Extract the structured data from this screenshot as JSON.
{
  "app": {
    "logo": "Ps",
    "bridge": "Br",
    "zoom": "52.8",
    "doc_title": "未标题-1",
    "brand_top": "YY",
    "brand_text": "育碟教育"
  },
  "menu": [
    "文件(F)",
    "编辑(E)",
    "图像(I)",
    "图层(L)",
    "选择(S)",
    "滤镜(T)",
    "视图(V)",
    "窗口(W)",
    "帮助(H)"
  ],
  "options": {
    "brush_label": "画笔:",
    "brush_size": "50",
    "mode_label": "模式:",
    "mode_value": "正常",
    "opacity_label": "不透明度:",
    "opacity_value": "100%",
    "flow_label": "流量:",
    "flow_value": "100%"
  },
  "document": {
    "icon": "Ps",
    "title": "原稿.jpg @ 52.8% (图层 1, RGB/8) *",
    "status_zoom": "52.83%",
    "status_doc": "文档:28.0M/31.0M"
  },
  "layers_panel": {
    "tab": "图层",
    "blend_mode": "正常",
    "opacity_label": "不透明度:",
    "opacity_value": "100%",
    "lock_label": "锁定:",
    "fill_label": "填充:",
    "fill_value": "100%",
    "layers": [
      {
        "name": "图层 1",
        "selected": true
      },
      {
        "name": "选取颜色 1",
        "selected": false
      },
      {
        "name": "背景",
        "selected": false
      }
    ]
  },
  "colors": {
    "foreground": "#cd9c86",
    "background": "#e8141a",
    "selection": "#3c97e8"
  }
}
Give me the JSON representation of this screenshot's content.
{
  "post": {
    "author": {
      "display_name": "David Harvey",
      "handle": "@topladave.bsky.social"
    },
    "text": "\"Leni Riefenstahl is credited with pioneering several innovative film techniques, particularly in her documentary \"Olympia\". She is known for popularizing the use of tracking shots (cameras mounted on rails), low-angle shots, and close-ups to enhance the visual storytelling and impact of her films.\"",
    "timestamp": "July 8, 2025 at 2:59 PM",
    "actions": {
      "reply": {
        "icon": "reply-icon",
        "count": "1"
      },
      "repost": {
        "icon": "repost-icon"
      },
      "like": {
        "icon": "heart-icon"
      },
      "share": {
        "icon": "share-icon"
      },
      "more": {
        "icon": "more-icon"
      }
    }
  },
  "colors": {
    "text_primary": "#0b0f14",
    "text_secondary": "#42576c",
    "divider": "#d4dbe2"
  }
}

EXERCISE — Write down every line of the data exactly as it appears above.

RESPONSE —
Extract the structured data from this screenshot as JSON.
{
  "app": {
    "logo": "Ps",
    "bridge": "Br",
    "zoom": "52.8",
    "doc_title": "未标题-1",
    "brand_top": "YY",
    "brand_text": "育碟教育"
  },
  "menu": [
    "文件(F)",
    "编辑(E)",
    "图像(I)",
    "图层(L)",
    "选择(S)",
    "滤镜(T)",
    "视图(V)",
    "窗口(W)",
    "帮助(H)"
  ],
  "options": {
    "brush_label": "画笔:",
    "brush_size": "50",
    "mode_label": "模式:",
    "mode_value": "正常",
    "opacity_label": "不透明度:",
    "opacity_value": "100%",
    "flow_label": "流量:",
    "flow_value": "100%"
  },
  "document": {
    "icon": "Ps",
    "title": "原稿.jpg @ 52.8% (图层 1, RGB/8) *",
    "status_zoom": "52.83%",
    "status_doc": "文档:28.0M/31.0M"
  },
  "layers_panel": {
    "tab": "图层",
    "blend_mode": "正常",
    "opacity_label": "不透明度:",
    "opacity_value": "100%",
    "lock_label": "锁定:",
    "fill_label": "填充:",
    "fill_value": "100%",
    "layers": [
      {
        "name": "图层 1",
        "selected": true
      },
      {
        "name": "选取颜色 1",
        "selected": false
      },
      {
        "name": "背景",
        "selected": false
      }
    ]
  },
  "colors": {
    "foreground": "#cd9c86",
    "background": "#e8141a",
    "selection": "#3c97e8"
  }
}
Give me the JSON representation of this screenshot's content.
{
  "post": {
    "author": {
      "display_name": "David Harvey",
      "handle": "@topladave.bsky.social"
    },
    "text": "\"Leni Riefenstahl is credited with pioneering several innovative film techniques, particularly in her documentary \"Olympia\". She is known for popularizing the use of tracking shots (cameras mounted on rails), low-angle shots, and close-ups to enhance the visual storytelling and impact of her films.\"",
    "timestamp": "July 8, 2025 at 2:59 PM",
    "actions": {
      "reply": {
        "icon": "reply-icon",
        "count": "1"
      },
      "repost": {
        "icon": "repost-icon"
      },
      "like": {
        "icon": "heart-icon"
      },
      "share": {
        "icon": "share-icon"
      },
      "more": {
        "icon": "more-icon"
      }
    }
  },
  "colors": {
    "text_primary": "#0b0f14",
    "text_secondary": "#42576c",
    "divider": "#d4dbe2"
  }
}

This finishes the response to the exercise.